What the exercise asks :: The answer must be every line below that contains the string "David".

----- The records -----

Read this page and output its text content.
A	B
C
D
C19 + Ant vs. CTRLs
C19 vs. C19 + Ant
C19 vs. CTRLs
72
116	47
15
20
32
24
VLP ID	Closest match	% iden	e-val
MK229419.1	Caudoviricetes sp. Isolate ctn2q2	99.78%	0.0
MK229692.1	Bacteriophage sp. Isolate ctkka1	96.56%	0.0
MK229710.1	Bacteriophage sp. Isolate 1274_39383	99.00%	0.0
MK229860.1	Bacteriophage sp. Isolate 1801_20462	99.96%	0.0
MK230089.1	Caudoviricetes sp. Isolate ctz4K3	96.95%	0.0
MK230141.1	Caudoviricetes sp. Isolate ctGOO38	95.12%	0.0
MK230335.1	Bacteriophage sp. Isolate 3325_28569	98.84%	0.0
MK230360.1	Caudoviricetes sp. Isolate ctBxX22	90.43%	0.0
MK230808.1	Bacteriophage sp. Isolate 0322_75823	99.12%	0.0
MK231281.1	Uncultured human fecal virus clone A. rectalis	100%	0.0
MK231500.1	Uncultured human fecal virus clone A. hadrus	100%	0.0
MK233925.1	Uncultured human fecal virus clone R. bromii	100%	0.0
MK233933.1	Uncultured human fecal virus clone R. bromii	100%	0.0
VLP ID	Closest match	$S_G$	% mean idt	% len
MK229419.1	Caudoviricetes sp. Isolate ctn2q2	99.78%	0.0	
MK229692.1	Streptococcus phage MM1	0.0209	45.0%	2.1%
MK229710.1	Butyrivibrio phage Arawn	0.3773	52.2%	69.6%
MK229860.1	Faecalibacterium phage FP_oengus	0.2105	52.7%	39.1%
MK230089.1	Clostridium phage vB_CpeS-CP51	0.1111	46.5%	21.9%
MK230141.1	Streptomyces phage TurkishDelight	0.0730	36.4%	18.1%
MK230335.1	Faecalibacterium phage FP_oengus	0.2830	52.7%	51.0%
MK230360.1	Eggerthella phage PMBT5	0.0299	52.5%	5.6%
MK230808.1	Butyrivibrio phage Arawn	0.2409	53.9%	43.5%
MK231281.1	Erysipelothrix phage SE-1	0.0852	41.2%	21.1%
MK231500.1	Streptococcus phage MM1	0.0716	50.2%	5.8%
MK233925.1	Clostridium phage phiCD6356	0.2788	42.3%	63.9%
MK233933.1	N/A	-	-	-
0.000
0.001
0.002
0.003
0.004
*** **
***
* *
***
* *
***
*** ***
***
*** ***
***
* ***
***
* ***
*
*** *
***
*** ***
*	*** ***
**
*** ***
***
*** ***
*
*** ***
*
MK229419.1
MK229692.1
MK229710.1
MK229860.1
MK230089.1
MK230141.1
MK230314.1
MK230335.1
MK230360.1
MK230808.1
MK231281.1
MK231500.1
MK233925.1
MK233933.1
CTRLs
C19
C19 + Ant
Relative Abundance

-----
----- The records -----

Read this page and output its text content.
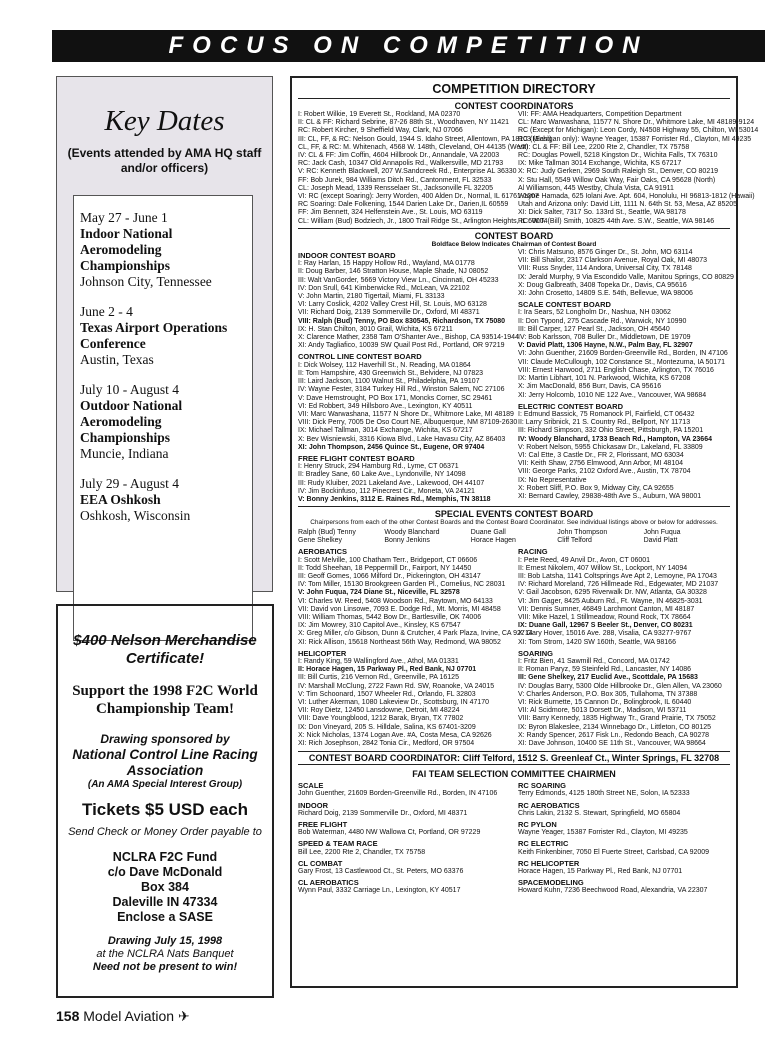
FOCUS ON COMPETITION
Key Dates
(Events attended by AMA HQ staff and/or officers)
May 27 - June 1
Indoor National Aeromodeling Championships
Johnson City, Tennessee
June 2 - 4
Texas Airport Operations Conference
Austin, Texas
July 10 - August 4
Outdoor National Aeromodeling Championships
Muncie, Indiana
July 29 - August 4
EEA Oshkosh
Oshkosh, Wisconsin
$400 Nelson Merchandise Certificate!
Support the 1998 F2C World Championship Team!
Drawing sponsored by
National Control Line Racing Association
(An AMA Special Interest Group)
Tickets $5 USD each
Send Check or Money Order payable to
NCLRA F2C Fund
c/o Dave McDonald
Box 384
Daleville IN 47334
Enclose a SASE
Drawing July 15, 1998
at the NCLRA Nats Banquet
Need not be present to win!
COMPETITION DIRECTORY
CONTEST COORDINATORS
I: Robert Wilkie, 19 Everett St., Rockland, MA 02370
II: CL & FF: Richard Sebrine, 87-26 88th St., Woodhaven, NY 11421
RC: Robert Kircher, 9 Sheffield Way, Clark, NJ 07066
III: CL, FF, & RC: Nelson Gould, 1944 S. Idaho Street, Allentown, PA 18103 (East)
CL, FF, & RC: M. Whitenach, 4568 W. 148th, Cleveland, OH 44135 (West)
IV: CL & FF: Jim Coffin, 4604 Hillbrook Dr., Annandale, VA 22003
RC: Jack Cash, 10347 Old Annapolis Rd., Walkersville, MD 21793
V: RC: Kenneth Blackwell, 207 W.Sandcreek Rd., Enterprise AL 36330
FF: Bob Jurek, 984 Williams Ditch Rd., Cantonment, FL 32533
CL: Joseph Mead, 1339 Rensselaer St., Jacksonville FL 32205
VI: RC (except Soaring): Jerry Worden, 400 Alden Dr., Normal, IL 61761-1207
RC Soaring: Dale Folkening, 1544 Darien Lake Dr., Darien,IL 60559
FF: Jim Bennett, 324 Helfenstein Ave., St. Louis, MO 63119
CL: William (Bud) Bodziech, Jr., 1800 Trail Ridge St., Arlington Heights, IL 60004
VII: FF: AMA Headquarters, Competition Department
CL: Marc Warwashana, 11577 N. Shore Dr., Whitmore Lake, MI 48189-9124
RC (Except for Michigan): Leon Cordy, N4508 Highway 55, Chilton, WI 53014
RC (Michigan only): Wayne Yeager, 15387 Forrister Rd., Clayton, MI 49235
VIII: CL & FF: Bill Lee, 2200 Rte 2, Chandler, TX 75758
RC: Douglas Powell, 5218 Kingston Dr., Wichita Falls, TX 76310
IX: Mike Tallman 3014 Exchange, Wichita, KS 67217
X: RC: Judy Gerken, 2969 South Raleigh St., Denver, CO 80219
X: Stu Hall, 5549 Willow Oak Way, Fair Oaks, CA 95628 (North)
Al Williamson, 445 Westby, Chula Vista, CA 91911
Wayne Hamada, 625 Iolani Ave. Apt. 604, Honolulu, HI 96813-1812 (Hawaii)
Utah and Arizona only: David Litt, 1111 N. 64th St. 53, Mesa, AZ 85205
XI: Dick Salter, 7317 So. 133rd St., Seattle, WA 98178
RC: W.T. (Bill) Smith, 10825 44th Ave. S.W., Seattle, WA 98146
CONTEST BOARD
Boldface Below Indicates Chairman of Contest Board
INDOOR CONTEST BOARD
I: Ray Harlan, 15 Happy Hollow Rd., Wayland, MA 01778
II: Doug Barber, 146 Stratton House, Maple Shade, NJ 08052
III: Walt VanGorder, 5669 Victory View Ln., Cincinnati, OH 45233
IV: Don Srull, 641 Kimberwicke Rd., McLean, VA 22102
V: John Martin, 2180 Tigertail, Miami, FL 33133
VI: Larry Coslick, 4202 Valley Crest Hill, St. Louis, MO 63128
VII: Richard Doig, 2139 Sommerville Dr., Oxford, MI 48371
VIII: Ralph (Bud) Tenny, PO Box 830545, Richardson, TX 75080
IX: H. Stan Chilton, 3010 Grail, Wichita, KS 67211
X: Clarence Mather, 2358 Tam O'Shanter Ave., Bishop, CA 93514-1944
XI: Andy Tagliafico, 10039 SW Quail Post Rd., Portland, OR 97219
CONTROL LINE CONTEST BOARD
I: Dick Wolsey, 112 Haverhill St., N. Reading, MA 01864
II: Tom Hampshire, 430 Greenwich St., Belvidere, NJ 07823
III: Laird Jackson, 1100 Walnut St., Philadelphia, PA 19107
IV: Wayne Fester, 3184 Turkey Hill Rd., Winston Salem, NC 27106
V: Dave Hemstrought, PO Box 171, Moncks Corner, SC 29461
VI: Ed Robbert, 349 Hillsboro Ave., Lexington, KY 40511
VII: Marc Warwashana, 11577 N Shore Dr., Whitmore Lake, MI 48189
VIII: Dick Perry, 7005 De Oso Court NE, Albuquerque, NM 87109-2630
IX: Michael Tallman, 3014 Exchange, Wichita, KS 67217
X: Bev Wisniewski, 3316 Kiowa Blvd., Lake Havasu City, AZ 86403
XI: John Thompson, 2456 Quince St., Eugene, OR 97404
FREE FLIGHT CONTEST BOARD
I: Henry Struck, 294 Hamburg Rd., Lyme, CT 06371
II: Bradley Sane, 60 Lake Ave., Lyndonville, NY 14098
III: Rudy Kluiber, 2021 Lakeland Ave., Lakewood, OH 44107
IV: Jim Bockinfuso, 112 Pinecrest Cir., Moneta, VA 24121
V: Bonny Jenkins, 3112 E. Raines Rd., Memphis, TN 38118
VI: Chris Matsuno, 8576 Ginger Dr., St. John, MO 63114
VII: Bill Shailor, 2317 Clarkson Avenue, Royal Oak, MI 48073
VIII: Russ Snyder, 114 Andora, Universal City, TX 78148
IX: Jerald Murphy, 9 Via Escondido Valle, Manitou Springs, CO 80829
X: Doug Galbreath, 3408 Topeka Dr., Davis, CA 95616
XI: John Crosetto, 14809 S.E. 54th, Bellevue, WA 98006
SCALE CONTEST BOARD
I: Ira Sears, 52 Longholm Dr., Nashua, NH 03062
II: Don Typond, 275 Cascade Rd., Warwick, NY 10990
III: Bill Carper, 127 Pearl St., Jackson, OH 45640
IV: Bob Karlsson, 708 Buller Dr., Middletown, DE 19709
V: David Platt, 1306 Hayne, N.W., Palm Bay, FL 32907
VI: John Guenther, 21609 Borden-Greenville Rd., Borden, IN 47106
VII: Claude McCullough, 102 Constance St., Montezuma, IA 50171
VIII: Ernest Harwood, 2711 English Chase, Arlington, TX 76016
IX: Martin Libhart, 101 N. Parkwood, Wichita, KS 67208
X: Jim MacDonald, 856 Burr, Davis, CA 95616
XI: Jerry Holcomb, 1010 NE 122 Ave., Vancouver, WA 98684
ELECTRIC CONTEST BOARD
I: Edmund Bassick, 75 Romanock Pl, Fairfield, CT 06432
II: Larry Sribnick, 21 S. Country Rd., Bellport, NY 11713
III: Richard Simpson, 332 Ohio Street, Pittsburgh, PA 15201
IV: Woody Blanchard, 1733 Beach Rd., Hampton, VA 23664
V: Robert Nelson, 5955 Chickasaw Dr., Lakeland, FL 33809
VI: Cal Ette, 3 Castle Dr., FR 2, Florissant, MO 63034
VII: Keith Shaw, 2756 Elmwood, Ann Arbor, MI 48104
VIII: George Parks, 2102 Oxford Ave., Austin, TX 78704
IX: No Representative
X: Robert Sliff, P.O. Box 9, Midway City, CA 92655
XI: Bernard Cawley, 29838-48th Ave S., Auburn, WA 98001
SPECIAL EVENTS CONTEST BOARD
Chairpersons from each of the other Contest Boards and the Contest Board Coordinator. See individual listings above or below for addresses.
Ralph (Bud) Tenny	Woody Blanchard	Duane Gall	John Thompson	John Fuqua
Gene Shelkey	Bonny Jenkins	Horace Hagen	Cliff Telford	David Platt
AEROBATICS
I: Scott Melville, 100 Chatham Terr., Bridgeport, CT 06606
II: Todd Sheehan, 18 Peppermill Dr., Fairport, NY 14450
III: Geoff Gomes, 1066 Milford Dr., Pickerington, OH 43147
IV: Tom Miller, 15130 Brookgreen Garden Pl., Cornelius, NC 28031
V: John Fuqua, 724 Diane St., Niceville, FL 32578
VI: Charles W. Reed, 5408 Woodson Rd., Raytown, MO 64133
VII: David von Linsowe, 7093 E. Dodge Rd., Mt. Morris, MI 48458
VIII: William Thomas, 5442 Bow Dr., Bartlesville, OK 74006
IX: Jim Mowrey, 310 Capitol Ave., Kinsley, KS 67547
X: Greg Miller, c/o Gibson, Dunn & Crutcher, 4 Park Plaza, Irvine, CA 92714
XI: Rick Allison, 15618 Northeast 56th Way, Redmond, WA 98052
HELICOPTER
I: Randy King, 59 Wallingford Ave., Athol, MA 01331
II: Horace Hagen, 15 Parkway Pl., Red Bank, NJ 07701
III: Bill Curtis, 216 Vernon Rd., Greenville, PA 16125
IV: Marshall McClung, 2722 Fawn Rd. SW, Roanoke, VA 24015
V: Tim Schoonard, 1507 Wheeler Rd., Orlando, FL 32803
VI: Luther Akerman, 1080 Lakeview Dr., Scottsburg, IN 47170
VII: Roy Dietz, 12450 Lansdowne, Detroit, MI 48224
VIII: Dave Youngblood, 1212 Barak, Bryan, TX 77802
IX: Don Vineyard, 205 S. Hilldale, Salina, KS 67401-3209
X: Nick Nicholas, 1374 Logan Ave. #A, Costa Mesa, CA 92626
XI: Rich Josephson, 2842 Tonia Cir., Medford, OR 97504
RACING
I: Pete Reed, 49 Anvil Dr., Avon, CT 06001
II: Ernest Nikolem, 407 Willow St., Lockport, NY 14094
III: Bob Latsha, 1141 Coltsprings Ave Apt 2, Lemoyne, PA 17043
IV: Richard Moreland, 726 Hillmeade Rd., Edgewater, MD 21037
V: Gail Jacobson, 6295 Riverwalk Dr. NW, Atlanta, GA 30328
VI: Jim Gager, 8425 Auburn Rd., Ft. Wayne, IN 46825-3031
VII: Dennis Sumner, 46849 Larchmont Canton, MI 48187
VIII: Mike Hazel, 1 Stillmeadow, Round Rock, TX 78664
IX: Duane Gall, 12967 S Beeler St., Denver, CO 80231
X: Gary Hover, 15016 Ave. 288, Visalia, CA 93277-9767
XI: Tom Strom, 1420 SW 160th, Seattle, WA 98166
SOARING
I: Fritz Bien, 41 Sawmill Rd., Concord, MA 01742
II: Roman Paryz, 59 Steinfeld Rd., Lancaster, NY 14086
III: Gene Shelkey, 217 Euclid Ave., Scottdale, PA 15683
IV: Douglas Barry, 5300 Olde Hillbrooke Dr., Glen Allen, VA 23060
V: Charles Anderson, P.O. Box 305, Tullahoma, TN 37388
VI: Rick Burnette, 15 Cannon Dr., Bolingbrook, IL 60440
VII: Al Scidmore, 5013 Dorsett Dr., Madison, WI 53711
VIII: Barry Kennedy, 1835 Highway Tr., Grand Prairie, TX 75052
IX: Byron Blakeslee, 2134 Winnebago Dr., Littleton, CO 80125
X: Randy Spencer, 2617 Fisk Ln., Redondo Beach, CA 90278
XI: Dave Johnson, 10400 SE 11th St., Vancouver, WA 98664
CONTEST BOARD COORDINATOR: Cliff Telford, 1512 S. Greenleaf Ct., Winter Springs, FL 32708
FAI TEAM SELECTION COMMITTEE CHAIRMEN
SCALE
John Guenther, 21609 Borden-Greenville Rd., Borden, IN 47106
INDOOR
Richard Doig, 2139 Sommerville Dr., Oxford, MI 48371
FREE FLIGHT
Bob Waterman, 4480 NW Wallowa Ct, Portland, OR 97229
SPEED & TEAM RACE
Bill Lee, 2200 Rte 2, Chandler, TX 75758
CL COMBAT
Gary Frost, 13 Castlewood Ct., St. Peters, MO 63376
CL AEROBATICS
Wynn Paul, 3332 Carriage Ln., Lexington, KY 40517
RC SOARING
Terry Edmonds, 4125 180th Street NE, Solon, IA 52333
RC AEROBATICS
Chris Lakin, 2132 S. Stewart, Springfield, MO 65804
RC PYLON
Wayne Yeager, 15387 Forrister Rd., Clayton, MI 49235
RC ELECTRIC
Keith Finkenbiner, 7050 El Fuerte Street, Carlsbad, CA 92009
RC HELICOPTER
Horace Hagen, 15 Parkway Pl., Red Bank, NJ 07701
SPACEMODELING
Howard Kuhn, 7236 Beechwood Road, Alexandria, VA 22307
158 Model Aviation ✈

-----

Your response ::
Utah and Arizona only: David Litt, 1111 N. 64th St. 53, Mesa, AZ 85205
V: David Platt, 1306 Hayne, N.W., Palm Bay, FL 32907
Gene Shelkey	Bonny Jenkins	Horace Hagen	Cliff Telford	David Platt
VII: David von Linsowe, 7093 E. Dodge Rd., Mt. Morris, MI 48458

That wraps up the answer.